» Work to be completed:
Please reproduce everything in the entries unchanged, from the line containing "- screw head (trapezoid): [133, 6, 158, 15]" down to the line containing "- tray left wall: [125, 142, 127, 155]", with both of those lines included.

*** Supplied material

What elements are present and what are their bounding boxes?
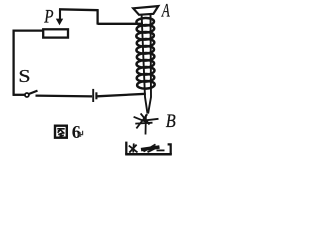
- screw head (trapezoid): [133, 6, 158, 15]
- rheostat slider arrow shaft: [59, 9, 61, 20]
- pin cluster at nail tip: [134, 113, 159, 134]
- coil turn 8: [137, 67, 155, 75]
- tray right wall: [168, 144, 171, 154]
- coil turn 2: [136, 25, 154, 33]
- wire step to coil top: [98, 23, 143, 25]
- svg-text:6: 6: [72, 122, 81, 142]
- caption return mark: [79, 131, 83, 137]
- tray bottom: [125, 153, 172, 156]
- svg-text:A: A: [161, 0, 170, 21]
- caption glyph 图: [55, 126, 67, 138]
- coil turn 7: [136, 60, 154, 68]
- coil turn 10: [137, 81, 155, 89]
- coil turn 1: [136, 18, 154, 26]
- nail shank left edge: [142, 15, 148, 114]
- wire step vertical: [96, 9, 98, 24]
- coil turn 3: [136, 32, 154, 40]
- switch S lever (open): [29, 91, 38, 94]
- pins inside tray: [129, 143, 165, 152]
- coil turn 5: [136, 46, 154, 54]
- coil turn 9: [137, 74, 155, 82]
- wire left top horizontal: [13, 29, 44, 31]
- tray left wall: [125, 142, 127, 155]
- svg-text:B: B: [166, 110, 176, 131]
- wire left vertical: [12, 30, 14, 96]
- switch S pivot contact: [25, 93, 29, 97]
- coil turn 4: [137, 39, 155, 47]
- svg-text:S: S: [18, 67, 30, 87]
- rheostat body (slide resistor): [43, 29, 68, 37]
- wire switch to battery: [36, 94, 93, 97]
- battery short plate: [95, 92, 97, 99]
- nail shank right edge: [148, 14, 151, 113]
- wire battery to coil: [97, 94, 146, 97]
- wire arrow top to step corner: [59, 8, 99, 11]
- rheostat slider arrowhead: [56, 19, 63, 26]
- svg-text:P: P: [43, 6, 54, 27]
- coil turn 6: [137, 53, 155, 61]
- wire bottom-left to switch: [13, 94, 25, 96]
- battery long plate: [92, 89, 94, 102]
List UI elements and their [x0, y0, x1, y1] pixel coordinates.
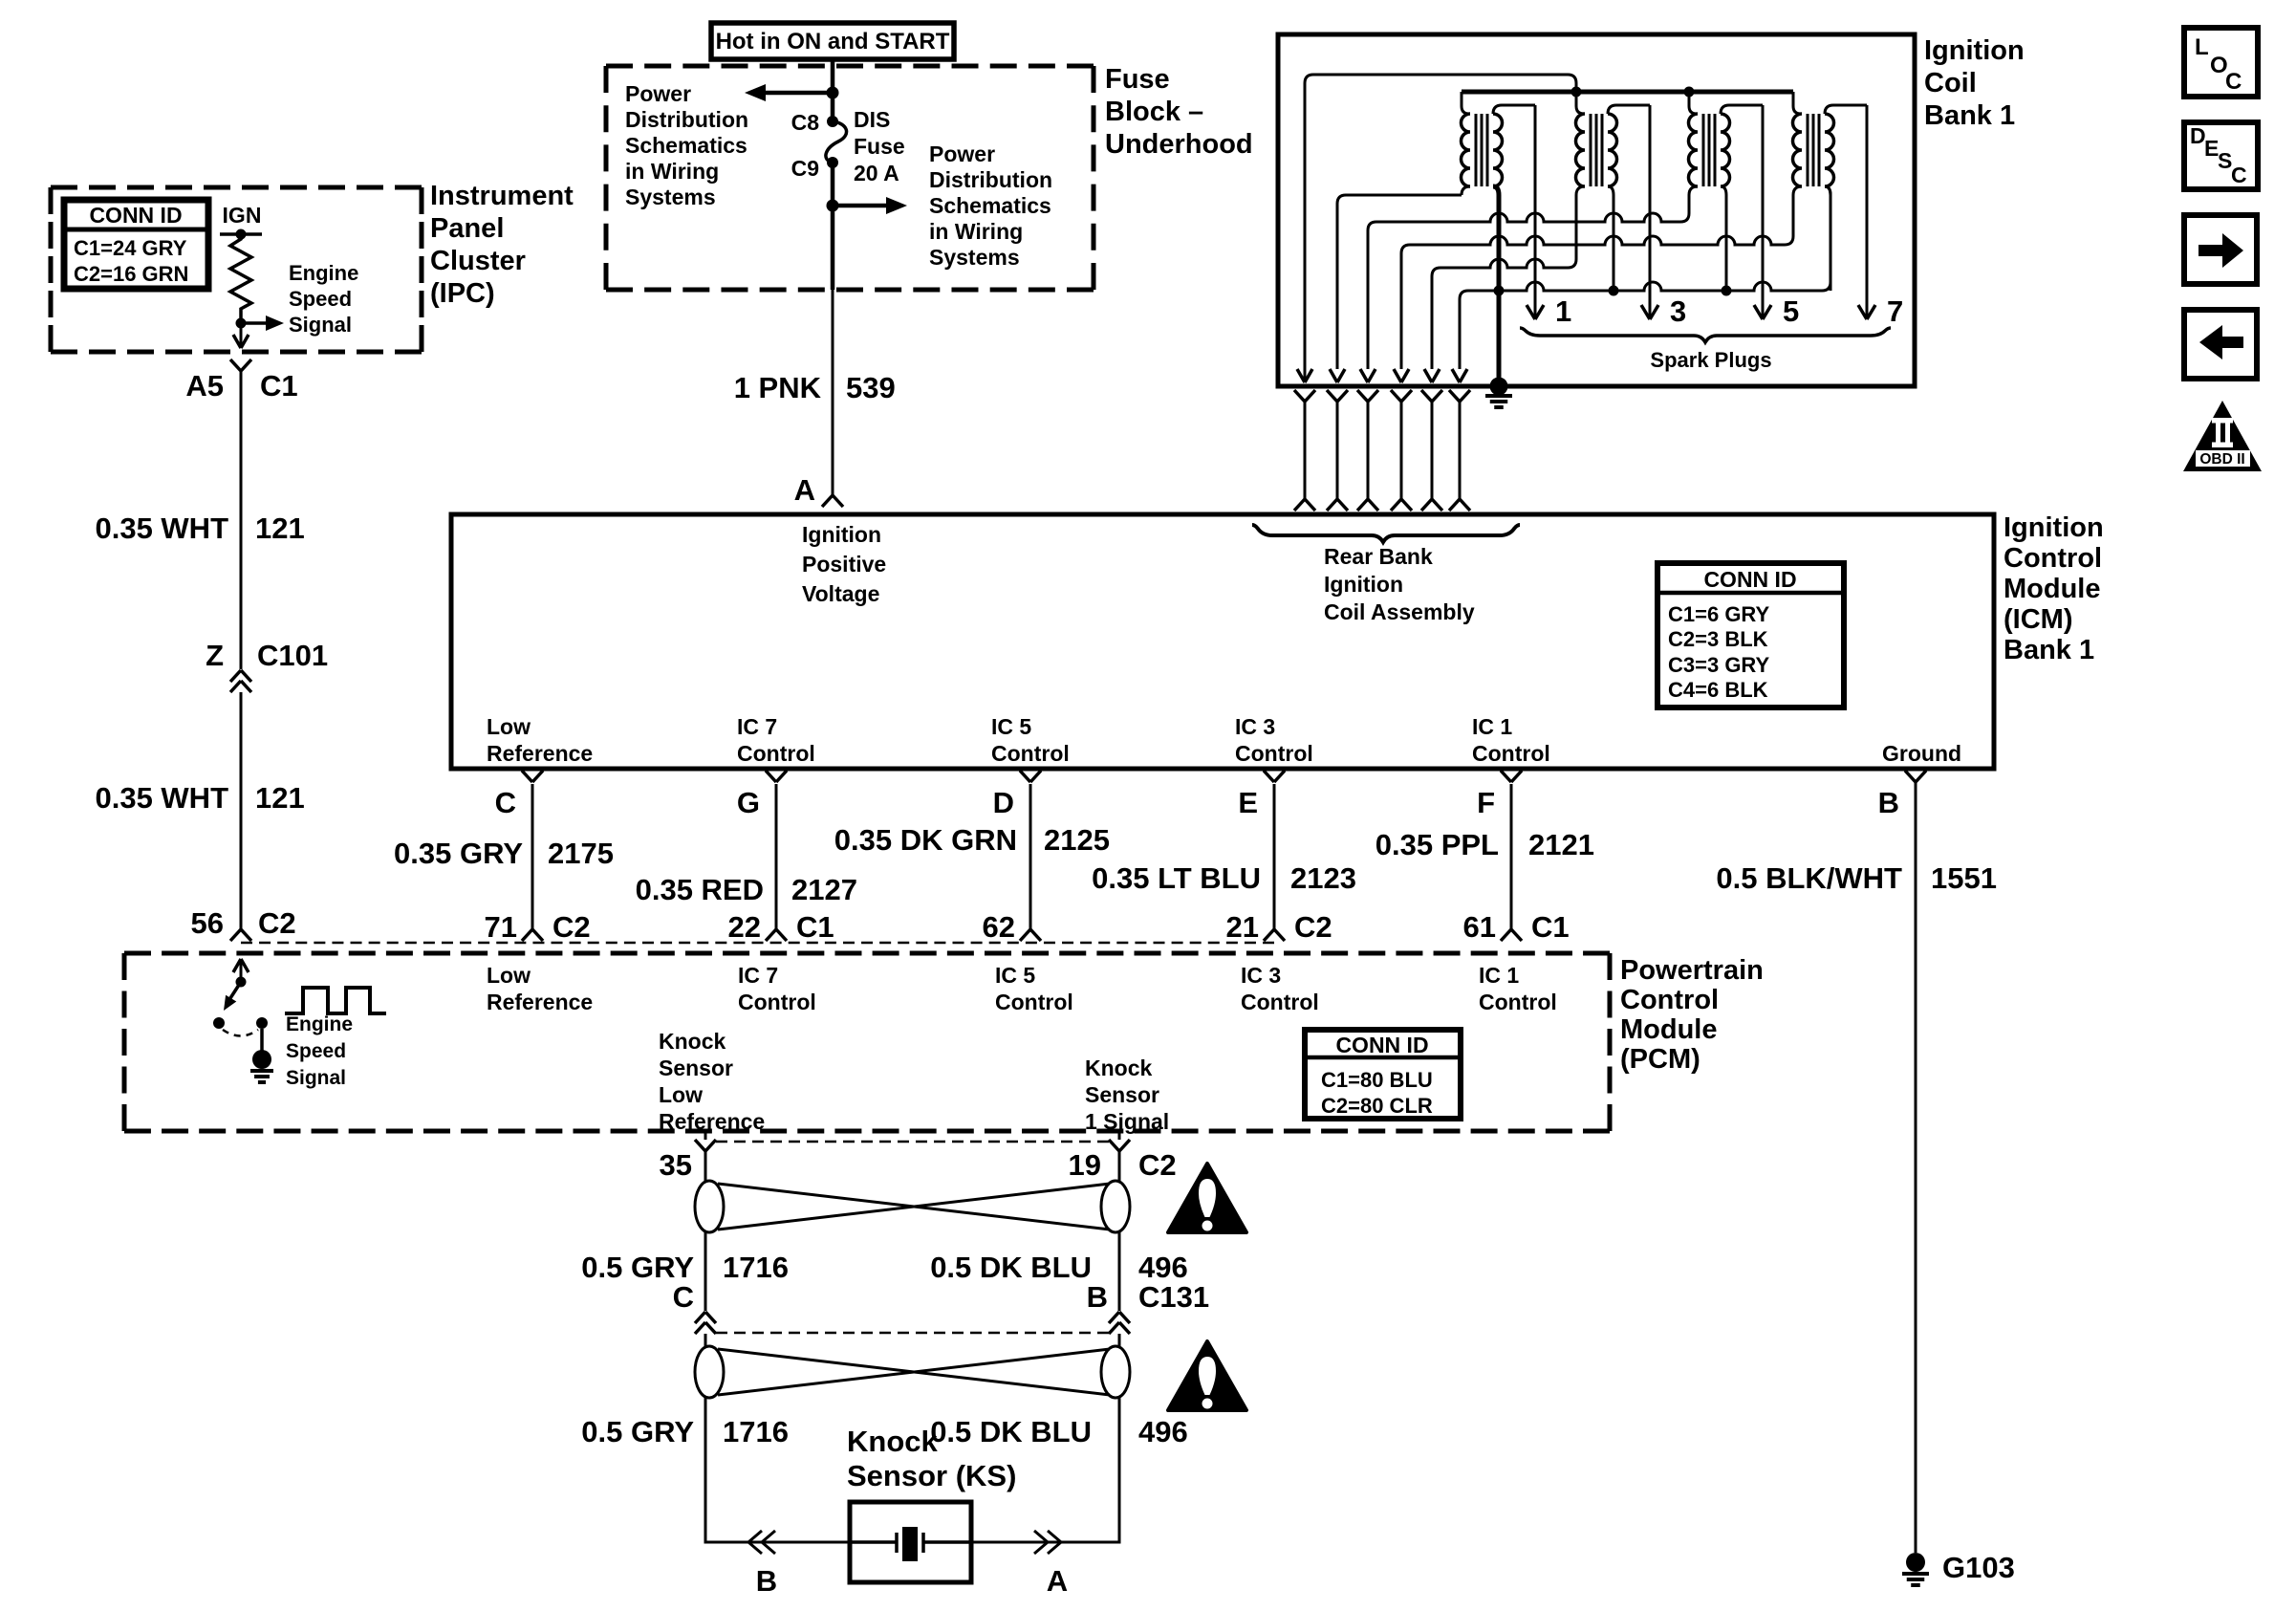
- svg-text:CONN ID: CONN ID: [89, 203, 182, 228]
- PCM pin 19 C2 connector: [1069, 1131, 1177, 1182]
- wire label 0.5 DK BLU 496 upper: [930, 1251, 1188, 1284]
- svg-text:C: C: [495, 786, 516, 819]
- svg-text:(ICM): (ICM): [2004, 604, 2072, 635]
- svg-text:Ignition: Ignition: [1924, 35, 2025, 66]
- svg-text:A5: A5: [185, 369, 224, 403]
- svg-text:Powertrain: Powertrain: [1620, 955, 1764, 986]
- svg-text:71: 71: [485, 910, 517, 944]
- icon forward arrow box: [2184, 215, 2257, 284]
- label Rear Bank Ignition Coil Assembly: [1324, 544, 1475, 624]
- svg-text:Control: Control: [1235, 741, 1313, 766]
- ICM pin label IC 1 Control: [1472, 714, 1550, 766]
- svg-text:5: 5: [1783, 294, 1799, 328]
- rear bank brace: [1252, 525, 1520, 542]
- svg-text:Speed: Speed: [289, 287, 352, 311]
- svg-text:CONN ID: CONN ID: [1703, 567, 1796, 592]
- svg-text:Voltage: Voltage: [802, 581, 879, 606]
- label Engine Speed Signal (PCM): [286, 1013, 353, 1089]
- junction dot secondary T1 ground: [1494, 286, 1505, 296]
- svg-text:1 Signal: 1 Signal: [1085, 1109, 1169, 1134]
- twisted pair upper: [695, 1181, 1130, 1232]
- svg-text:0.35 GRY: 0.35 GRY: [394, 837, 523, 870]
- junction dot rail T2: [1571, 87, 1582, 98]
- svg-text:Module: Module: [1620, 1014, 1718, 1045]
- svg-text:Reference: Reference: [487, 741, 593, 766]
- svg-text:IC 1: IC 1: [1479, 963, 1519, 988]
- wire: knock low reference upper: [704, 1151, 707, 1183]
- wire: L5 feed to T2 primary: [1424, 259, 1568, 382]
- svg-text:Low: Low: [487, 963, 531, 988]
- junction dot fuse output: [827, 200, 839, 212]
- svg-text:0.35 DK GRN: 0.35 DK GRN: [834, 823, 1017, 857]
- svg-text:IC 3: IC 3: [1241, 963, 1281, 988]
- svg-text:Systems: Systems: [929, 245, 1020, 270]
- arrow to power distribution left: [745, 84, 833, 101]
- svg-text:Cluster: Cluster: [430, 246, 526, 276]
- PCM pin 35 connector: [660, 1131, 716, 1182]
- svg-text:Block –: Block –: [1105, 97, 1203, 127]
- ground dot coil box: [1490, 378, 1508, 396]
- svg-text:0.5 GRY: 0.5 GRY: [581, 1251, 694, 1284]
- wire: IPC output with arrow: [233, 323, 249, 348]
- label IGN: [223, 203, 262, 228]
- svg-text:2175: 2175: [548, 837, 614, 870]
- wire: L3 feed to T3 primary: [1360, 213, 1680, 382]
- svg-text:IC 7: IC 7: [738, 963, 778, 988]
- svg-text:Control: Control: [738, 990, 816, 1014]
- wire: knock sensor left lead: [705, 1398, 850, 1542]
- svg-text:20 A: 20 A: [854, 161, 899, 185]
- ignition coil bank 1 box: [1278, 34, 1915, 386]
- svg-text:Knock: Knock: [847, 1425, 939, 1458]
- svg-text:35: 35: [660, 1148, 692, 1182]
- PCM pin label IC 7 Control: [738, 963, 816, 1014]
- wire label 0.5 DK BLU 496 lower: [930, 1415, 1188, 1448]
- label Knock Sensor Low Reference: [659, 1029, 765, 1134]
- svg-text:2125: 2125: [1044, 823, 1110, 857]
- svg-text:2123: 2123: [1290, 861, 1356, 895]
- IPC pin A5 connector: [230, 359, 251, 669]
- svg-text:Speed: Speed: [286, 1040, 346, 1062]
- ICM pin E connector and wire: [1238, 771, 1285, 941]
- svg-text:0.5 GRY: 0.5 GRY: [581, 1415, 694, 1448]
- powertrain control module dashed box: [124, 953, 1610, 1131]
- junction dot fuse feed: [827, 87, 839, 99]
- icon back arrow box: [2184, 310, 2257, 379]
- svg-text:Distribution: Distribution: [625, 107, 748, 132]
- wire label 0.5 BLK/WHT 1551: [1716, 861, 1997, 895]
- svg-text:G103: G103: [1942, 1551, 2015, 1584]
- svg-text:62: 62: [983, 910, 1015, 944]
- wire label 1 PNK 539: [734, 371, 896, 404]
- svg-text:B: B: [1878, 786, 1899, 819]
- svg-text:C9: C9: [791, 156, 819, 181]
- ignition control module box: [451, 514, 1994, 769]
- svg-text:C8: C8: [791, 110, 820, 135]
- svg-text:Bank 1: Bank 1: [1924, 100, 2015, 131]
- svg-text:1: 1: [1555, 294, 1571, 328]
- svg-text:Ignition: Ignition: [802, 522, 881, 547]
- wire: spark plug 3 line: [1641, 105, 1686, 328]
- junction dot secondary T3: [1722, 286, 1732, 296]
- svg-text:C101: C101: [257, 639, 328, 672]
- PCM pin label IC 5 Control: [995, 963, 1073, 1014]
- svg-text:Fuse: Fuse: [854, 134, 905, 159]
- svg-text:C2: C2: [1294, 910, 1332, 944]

******

» Full output:
- screw head (trapezoid): [133, 6, 158, 15]
- rheostat slider arrow shaft: [59, 9, 61, 20]
- pin cluster at nail tip: [134, 113, 159, 134]
- coil turn 8: [137, 67, 155, 75]
- tray right wall: [168, 144, 171, 154]
- coil turn 2: [136, 25, 154, 33]
- wire step to coil top: [98, 23, 143, 25]
- svg-text:6: 6: [72, 122, 81, 142]
- caption return mark: [79, 131, 83, 137]
- tray bottom: [125, 153, 172, 156]
- svg-text:A: A: [161, 0, 170, 21]
- caption glyph 图: [55, 126, 67, 138]
- coil turn 7: [136, 60, 154, 68]
- coil turn 10: [137, 81, 155, 89]
- coil turn 1: [136, 18, 154, 26]
- nail shank left edge: [142, 15, 148, 114]
- wire step vertical: [96, 9, 98, 24]
- coil turn 3: [136, 32, 154, 40]
- switch S lever (open): [29, 91, 38, 94]
- pins inside tray: [129, 143, 165, 152]
- coil turn 5: [136, 46, 154, 54]
- coil turn 9: [137, 74, 155, 82]
- wire left top horizontal: [13, 29, 44, 31]
- tray left wall: [125, 142, 127, 155]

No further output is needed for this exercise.